**OBJECTIVE**
In the records that follow, locate every line with "title" and extract it.

**RECORDED INFORMATION**
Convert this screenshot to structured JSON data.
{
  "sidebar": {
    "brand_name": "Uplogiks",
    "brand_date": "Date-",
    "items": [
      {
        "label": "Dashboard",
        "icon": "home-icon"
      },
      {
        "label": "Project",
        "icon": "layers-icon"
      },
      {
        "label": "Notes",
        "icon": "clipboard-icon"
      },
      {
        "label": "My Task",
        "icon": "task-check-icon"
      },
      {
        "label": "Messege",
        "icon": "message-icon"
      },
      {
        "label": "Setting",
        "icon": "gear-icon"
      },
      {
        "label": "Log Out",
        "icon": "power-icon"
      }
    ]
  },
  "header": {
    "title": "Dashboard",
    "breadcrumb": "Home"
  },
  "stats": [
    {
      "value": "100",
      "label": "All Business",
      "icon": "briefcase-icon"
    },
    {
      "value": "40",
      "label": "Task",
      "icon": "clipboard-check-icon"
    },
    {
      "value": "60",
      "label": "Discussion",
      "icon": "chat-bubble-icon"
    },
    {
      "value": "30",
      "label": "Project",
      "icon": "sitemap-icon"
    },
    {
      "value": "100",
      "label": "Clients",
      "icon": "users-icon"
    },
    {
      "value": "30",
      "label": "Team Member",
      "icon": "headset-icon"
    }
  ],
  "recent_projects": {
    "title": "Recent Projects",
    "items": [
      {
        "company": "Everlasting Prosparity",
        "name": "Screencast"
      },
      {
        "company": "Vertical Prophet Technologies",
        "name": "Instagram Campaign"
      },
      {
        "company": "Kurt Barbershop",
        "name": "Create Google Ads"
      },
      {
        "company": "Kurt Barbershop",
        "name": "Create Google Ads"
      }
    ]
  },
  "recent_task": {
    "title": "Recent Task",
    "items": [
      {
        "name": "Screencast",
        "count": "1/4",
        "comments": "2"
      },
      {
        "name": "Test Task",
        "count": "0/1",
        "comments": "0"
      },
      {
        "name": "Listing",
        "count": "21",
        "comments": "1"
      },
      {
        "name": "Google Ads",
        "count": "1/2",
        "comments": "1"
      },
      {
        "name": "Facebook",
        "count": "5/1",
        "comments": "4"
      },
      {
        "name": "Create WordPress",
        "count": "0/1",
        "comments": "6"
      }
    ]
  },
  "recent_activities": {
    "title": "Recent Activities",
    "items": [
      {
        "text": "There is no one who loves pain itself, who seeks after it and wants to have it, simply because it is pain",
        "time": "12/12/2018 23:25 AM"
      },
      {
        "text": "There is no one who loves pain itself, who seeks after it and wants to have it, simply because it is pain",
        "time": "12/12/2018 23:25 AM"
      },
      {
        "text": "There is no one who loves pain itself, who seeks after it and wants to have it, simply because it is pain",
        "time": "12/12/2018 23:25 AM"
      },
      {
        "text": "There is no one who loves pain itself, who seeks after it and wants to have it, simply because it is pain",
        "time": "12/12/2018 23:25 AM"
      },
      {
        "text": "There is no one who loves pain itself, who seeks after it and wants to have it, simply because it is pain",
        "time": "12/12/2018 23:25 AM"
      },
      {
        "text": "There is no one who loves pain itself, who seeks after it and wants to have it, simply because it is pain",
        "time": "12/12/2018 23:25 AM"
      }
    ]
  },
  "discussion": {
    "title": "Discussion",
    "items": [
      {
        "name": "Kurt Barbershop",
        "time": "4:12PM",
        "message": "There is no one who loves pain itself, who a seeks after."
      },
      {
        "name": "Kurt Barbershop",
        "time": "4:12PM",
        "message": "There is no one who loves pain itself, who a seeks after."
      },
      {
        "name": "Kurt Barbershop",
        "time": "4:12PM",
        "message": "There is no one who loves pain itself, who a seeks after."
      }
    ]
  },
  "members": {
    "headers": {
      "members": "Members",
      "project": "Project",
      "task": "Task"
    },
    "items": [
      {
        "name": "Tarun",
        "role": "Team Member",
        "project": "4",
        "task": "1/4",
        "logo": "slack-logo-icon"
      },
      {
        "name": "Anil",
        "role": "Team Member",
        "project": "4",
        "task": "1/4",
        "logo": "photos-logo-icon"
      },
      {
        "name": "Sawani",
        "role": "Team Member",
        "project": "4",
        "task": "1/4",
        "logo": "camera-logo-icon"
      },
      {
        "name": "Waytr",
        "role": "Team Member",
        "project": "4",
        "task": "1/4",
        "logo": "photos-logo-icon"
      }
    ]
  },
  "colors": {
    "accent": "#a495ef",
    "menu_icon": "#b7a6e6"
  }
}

**THE RESULT**
    "title": "Dashboard",
    "title": "Recent Projects",
    "title": "Recent Task",
    "title": "Recent Activities",
    "title": "Discussion",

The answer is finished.